### [MATERIAL FOR THIS EXERCISE]
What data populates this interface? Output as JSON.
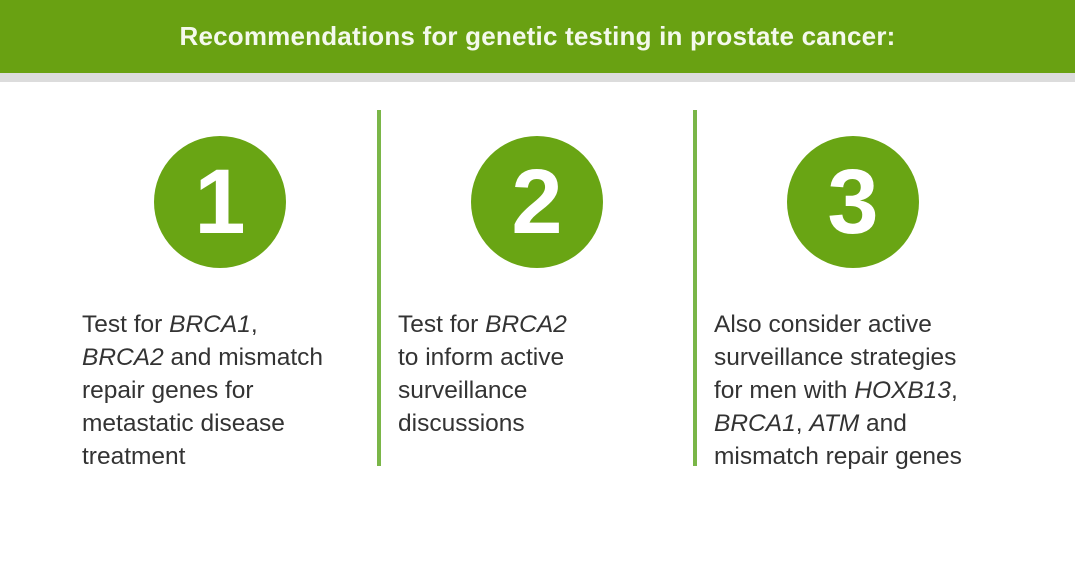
{
  "title": "Recommendations for genetic testing in prostate cancer:",
  "colors": {
    "header": "#69a112",
    "circle": "#69a514",
    "divider": "#7ab648",
    "text": "#333333"
  },
  "columns": [
    {
      "number": "1",
      "lines": [
        [
          {
            "t": "Test for ",
            "i": false
          },
          {
            "t": "BRCA1",
            "i": true
          },
          {
            "t": ",",
            "i": false
          }
        ],
        [
          {
            "t": "BRCA2",
            "i": true
          },
          {
            "t": " and mismatch",
            "i": false
          }
        ],
        [
          {
            "t": "repair genes for",
            "i": false
          }
        ],
        [
          {
            "t": "metastatic disease",
            "i": false
          }
        ],
        [
          {
            "t": "treatment",
            "i": false
          }
        ]
      ]
    },
    {
      "number": "2",
      "lines": [
        [
          {
            "t": "Test for ",
            "i": false
          },
          {
            "t": "BRCA2",
            "i": true
          }
        ],
        [
          {
            "t": "to inform active",
            "i": false
          }
        ],
        [
          {
            "t": "surveillance",
            "i": false
          }
        ],
        [
          {
            "t": "discussions",
            "i": false
          }
        ]
      ]
    },
    {
      "number": "3",
      "lines": [
        [
          {
            "t": "Also consider active",
            "i": false
          }
        ],
        [
          {
            "t": "surveillance strategies",
            "i": false
          }
        ],
        [
          {
            "t": "for men with ",
            "i": false
          },
          {
            "t": "HOXB13",
            "i": true
          },
          {
            "t": ",",
            "i": false
          }
        ],
        [
          {
            "t": "BRCA1",
            "i": true
          },
          {
            "t": ", ",
            "i": false
          },
          {
            "t": "ATM",
            "i": true
          },
          {
            "t": " and",
            "i": false
          }
        ],
        [
          {
            "t": "mismatch repair genes",
            "i": false
          }
        ]
      ]
    }
  ]
}
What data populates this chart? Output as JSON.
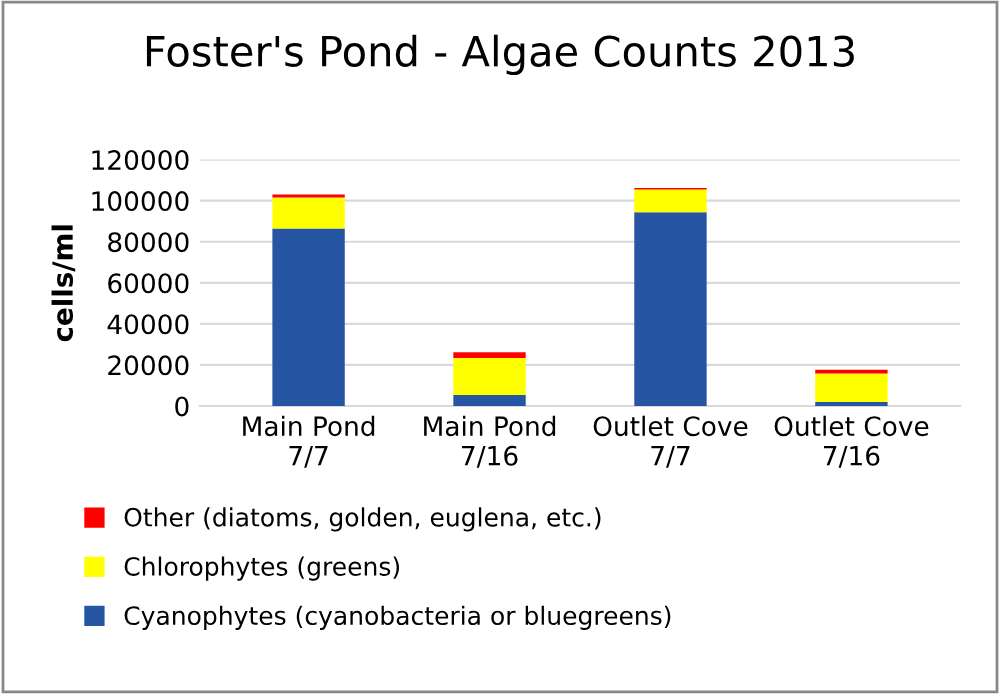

### [EXERCISE INSTRUCTIONS]
Drop the pictures and give every line above again exactly.

### [TASK ANSWER]
What data populates this interface? Output as JSON.
{
  "title": "Recommendations for genetic testing in prostate cancer:",
  "colors": {
    "header": "#69a112",
    "circle": "#69a514",
    "divider": "#7ab648",
    "text": "#333333"
  },
  "columns": [
    {
      "number": "1",
      "lines": [
        [
          {
            "t": "Test for ",
            "i": false
          },
          {
            "t": "BRCA1",
            "i": true
          },
          {
            "t": ",",
            "i": false
          }
        ],
        [
          {
            "t": "BRCA2",
            "i": true
          },
          {
            "t": " and mismatch",
            "i": false
          }
        ],
        [
          {
            "t": "repair genes for",
            "i": false
          }
        ],
        [
          {
            "t": "metastatic disease",
            "i": false
          }
        ],
        [
          {
            "t": "treatment",
            "i": false
          }
        ]
      ]
    },
    {
      "number": "2",
      "lines": [
        [
          {
            "t": "Test for ",
            "i": false
          },
          {
            "t": "BRCA2",
            "i": true
          }
        ],
        [
          {
            "t": "to inform active",
            "i": false
          }
        ],
        [
          {
            "t": "surveillance",
            "i": false
          }
        ],
        [
          {
            "t": "discussions",
            "i": false
          }
        ]
      ]
    },
    {
      "number": "3",
      "lines": [
        [
          {
            "t": "Also consider active",
            "i": false
          }
        ],
        [
          {
            "t": "surveillance strategies",
            "i": false
          }
        ],
        [
          {
            "t": "for men with ",
            "i": false
          },
          {
            "t": "HOXB13",
            "i": true
          },
          {
            "t": ",",
            "i": false
          }
        ],
        [
          {
            "t": "BRCA1",
            "i": true
          },
          {
            "t": ", ",
            "i": false
          },
          {
            "t": "ATM",
            "i": true
          },
          {
            "t": " and",
            "i": false
          }
        ],
        [
          {
            "t": "mismatch repair genes",
            "i": false
          }
        ]
      ]
    }
  ]
}
What data populates this chart? Output as JSON.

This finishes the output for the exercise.